## [TEXT BLOCK]

● ● ● ●

The business of professional sports has never been bigger or more complex. Games are seen via multiple media and screens, and are time-shifted. Social and mobile have become first-string players. And sports is the last true collective viewing hearth at scale. Ours is a golden age for the avid sports fan and casual spectator—and a busy and intense inflection point for sports marketing teams.
Four executives stand at the leading edge of this transition. They also happen to be judges for this year’s inaugural Clio Sports Awards, to be presented in New York on July 17. They are Dana White, president of Ultimate Fighting Championship (UFC); John Miller, CMO of NBC Sports Group; Lisa Baird, CMO of the U.S. Olympic Committee; and Robert Gottlieb, evp, marketing for Fox Sports Media Group.
They took time out from their Clio judging duties in New York last month to talk about the state of sports media and marketing now. Following are some highlights from the roundtable.
Adweek Editorial Director James Cooper: Your audiences are diversifying at a rapid pace, and are digitally sophisticated and highly mobile. How do you keep pace and in touch with them?
John Miller, NBC: Well, they use virtually every device you can because the audience is so diverse and so spread out. And one of the things we’re judging today about the Clio Awards is creativity. To a large degree, there’s a lot of ways you can reach the media and everything else, but still the magic bullet for prime marketing and reaching the American public and getting motivated to do something is a creative message. And everybody here has creativity at the heart of what we do. There’s all sorts of ways to reach people, but a great creative message, wherever it happens to be, is the real stopper and the equalizer.
Dana White, UFC: Since day one, we’ve been out there, in tune, in touch with our fans, whether it’s social media or whatever platform we’re on. We’re on pay per view, we’re on Fox Sports 1, we have our own over-the-top Internet channel now, UFC Fight Pass, we’re on phones. We are everywhere our fans are. It’s been very interesting and fun and a unique adventure for us over the last 13 years. We’ve kind of run alongside technology as technology gets better. When we first started this thing, our options were pay per view and sometimes television. And now with the Internet and social media, we take advantage of all of it.
Robert Gottlieb, Fox: With the UFC it’s really interesting too because the demographic, your audience is so young and male and probably more tech- and social-savvy than traditional league audiences. So being an early adopter to it made perfect sense. What you were doing, you were way in front of a lot of this stuff with Twitter and live tweeting.
White: Yeah, I was one of the first guys on Twitter. We’re different from all the other leagues. We embraced social media. Our fighters would tweet in between rounds if they could. We would let them do whatever they want with social media. And it’s been very successful for us. There’s been very few problems.
And with the technology, it’s really helped us in our initiative to go global. I mean, our people probably don’t realize this, but we’re in 175 countries and territories in 23 different languages and over 1 billion homes worldwide on television. [Besides] our deal with Fox here in the United States, we have a 50/50 [joint venture] with Globo, the biggest television network in Brazil where we started our own channel down there. We just started UFC Network all throughout Latin America, and we’re continuing. Like I say, as technology gets better and better, we’re running right along with it. And our content is perfect for it.
Let’s talk about audience quickly. How are you monitoring the people who are watching your platforms, and how do you stay in touch with them and deliver what they’re really looking for?

● ● ● ●

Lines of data
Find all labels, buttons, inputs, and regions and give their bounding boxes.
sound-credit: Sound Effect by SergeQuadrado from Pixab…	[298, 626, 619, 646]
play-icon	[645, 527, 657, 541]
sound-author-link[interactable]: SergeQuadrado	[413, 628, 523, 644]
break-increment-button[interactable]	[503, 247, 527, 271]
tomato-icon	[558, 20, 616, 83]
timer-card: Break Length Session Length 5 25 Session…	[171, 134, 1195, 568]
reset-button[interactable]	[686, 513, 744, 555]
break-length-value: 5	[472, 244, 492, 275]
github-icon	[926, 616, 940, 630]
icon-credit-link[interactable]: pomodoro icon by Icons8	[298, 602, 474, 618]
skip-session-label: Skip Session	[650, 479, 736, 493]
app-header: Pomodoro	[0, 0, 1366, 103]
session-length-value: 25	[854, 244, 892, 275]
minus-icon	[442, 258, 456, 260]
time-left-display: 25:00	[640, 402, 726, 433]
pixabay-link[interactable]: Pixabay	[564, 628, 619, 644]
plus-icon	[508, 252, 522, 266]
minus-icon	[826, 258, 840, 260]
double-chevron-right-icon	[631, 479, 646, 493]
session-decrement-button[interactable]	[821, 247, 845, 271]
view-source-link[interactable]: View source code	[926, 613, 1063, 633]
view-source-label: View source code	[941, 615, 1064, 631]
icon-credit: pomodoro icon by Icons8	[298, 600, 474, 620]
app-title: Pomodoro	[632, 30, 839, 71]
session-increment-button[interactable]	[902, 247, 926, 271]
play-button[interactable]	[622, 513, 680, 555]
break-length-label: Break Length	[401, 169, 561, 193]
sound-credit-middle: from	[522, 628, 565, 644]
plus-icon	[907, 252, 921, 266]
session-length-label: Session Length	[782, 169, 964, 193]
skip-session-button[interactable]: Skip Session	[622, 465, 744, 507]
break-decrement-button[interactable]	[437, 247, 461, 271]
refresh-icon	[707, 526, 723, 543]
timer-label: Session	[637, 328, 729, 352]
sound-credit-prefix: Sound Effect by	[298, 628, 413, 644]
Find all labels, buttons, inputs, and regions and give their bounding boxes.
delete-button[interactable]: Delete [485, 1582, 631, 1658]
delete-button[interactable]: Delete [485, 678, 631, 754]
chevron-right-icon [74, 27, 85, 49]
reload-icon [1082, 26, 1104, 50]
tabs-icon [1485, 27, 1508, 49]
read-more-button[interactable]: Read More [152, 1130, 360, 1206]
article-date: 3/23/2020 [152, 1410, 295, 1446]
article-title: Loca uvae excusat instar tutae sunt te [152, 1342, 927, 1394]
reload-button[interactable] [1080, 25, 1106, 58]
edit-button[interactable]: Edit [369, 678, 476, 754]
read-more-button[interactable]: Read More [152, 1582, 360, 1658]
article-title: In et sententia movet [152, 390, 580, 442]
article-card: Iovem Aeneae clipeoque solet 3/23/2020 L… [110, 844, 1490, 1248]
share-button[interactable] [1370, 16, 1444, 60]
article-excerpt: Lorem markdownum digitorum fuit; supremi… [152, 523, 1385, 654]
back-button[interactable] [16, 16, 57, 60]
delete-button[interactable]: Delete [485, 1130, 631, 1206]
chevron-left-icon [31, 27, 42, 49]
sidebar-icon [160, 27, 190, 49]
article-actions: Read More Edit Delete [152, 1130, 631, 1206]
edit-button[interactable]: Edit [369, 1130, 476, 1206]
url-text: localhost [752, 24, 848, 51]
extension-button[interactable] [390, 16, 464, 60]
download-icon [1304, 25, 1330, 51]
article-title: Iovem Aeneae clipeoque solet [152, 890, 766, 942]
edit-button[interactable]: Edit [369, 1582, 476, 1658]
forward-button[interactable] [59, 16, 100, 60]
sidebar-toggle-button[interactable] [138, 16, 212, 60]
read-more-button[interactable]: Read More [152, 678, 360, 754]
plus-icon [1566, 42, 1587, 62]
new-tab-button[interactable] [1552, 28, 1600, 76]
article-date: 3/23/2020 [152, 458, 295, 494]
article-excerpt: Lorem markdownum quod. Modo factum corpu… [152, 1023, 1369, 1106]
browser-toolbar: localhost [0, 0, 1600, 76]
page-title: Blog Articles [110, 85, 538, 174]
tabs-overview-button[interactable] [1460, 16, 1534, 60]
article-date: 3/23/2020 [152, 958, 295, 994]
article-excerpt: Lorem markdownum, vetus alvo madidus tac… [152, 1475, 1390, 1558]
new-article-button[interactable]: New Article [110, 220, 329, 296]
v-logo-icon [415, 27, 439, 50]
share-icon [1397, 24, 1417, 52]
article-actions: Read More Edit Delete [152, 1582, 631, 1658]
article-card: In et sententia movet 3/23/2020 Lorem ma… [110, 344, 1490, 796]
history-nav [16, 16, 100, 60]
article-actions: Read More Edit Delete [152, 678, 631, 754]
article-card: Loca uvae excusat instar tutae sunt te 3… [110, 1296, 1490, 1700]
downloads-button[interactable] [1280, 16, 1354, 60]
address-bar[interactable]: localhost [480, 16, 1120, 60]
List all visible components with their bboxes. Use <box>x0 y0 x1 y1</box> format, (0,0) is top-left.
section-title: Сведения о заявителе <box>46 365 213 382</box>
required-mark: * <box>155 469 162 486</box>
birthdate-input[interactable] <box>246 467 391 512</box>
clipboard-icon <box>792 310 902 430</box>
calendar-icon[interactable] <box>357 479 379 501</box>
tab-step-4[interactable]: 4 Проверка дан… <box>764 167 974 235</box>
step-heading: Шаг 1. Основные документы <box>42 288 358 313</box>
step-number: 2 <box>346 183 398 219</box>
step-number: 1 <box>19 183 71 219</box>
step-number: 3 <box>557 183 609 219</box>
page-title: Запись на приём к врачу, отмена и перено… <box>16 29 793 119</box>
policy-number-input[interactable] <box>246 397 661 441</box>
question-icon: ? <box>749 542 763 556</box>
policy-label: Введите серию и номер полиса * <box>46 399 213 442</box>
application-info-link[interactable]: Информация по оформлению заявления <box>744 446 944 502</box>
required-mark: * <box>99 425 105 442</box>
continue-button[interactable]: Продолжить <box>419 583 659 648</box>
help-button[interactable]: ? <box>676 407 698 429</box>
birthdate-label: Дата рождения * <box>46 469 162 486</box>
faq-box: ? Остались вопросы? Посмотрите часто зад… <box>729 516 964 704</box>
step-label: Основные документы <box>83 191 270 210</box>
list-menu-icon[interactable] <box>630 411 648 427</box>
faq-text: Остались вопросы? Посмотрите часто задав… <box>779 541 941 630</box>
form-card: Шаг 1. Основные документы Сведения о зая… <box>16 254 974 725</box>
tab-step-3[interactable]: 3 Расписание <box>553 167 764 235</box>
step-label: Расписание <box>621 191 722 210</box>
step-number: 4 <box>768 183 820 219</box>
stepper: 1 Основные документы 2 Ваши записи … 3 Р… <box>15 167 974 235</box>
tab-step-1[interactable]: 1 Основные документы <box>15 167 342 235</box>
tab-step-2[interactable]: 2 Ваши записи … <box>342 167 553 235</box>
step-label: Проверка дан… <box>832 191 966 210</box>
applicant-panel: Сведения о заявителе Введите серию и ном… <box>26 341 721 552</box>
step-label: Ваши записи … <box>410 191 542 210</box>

● ● ● ●

## [PROBLEMS TO SOLVE]
1. Reproduce the entries, starting at the first one and ending at the line that contains "20, 616, 83]".
2. Write what comes next in the sports marketing roundtable, picking up right after its last sentence.

## [RESPONSES TO THE EXERCISE]
1.
Find all labels, buttons, inputs, and regions and give their bounding boxes.
sound-credit: Sound Effect by SergeQuadrado from Pixab…	[298, 626, 619, 646]
play-icon	[645, 527, 657, 541]
sound-author-link[interactable]: SergeQuadrado	[413, 628, 523, 644]
break-increment-button[interactable]	[503, 247, 527, 271]
tomato-icon	[558, 20, 616, 83]

2.
Miller: Technology, and how people are utilizing it to watch shows, is sort of changing how people consume sports. For the Olympics, if you watched the Sochi Games and you’re between 18 to 24, 60 percent of your consumption was on a smartphone. If you were my age, which is 50 to 64, 75 percent is on a television screen. We’re reaching younger people for the Olympics—which is thought of as an older group—largely because there’s a device that is attached to their hand at virtually any time. And so you can now reach people and, because of social media, be closer to them than you’ve ever been before.
Lisa Baird, USOC: I think the next frontier is for us to put aside everything we know about measuring what sports fans are, because what’s happened is technology is exploding, but also sports is mainstream social currency. It’s not, “Well let me go watch this game,” or, “Let me tune in for 70 days.” It is every day all the time because it’s become a mainstream topic that Americans talk about. And how we start to measure that and what new insights we found out, to me that’s the next interesting thing.
I happen to be one of those people that play fantasy football. Who would have suspected that a woman like me would be an avid fantasy football player? You don’t know that if you just look at demographics. I’m breaking those paradigms because I’m such a passionate person and engaged in the game. We’re going to find this explosion is going to help us define a whole new metric of how we as marketers can really get engagement—which is what we all want.
With the Olympics, you have to be a master storyteller. You’ve got to tell the story about the athletes, sometimes slightly obscure sports, but also the host city. Tell us about the importance of storytelling.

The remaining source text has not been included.